--- WHAT TO DO ---
In the passage about Alcatraz cells, what was the "phone" actually?

--- PAGE EXCERPT ---
________________________________________

The "phone" was not a real phone, but the cell toilet. Making a call required a bit of finesse. By sitting down firmly and moving up and down like a plunger, you could build up enough pressure to force the water down, leaving the bowl and pipe empty. This made a clear passage to the cell above and below as long as the other caller had done the same thing. When you were done speaking, a quick flush filled everything back up.
The idea of having "the facilities" right in the cell takes some more of the delicate minded people aback. In fact, one of the reported "horrors" of Alcatraz was that the interior of the cells was visible to the inmate in the cell just across the walkway. So an inmate could easily be seen performing these absolutely necessary but usually private functions. There was (and is), though, no real alternative. And as stated above, the privacy at Alcatraz was certainly better than what a typical soldier found at a military boot camp and it was much better than in most other prisons.

________________________________________

--- EXTRACTED DATA ---

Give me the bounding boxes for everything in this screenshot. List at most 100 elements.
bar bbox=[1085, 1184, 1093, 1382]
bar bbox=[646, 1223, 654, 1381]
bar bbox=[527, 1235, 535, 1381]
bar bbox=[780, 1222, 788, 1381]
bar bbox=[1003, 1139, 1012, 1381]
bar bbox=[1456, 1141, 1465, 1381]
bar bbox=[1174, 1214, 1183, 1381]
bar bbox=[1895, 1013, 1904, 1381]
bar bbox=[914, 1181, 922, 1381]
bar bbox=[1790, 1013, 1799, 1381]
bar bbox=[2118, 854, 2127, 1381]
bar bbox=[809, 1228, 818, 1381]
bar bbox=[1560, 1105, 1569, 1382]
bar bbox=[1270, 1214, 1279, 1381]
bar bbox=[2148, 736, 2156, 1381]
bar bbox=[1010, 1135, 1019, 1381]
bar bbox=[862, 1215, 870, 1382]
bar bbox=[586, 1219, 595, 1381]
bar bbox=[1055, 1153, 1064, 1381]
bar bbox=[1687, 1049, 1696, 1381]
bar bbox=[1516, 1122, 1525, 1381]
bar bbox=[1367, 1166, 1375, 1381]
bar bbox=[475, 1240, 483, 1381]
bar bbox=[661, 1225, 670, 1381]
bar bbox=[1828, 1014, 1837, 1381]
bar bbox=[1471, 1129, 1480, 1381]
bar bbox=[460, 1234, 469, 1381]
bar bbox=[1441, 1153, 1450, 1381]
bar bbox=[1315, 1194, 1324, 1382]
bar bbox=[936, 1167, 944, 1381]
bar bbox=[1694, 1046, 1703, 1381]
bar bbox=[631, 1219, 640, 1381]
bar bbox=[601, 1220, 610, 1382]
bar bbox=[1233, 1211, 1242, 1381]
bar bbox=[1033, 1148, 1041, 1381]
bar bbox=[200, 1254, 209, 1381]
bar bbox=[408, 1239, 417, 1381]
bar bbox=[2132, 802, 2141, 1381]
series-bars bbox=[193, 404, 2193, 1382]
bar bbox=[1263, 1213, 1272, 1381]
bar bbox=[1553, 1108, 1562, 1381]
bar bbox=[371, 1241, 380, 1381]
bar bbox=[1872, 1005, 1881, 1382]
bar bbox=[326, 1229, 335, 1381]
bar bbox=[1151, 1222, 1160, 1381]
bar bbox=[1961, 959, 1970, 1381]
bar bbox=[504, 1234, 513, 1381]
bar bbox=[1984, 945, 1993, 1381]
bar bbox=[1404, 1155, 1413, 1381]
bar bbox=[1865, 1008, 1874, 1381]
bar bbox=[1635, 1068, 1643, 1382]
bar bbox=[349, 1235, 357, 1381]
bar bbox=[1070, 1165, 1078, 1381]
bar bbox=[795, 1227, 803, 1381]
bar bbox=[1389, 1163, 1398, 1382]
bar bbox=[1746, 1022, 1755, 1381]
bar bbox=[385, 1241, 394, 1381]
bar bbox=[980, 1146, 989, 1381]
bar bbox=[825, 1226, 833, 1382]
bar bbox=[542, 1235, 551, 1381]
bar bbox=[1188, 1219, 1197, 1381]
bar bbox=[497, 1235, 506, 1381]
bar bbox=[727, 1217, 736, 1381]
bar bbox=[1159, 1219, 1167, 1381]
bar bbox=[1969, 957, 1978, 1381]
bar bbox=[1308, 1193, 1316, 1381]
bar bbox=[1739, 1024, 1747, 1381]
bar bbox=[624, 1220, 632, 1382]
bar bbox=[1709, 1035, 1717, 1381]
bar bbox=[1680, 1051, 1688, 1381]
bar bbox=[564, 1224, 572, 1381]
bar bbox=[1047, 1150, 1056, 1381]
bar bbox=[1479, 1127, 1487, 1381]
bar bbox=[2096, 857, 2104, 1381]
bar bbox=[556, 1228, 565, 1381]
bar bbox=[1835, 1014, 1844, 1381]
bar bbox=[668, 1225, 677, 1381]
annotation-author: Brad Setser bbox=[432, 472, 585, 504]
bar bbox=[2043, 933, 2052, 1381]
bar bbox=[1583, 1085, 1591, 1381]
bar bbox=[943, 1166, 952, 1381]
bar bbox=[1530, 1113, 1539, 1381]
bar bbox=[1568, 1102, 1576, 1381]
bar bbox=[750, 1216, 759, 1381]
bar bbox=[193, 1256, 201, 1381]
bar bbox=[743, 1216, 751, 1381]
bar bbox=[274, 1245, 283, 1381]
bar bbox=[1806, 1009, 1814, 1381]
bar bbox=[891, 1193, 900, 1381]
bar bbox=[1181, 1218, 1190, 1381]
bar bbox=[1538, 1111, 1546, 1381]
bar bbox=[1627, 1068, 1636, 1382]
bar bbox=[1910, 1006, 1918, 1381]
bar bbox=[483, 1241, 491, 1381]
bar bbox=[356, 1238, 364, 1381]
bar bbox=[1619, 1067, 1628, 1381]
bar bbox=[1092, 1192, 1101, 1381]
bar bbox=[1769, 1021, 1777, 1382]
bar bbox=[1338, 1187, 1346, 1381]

________________________________________

--- COMPLETED EXERCISE ---
The cell toilet.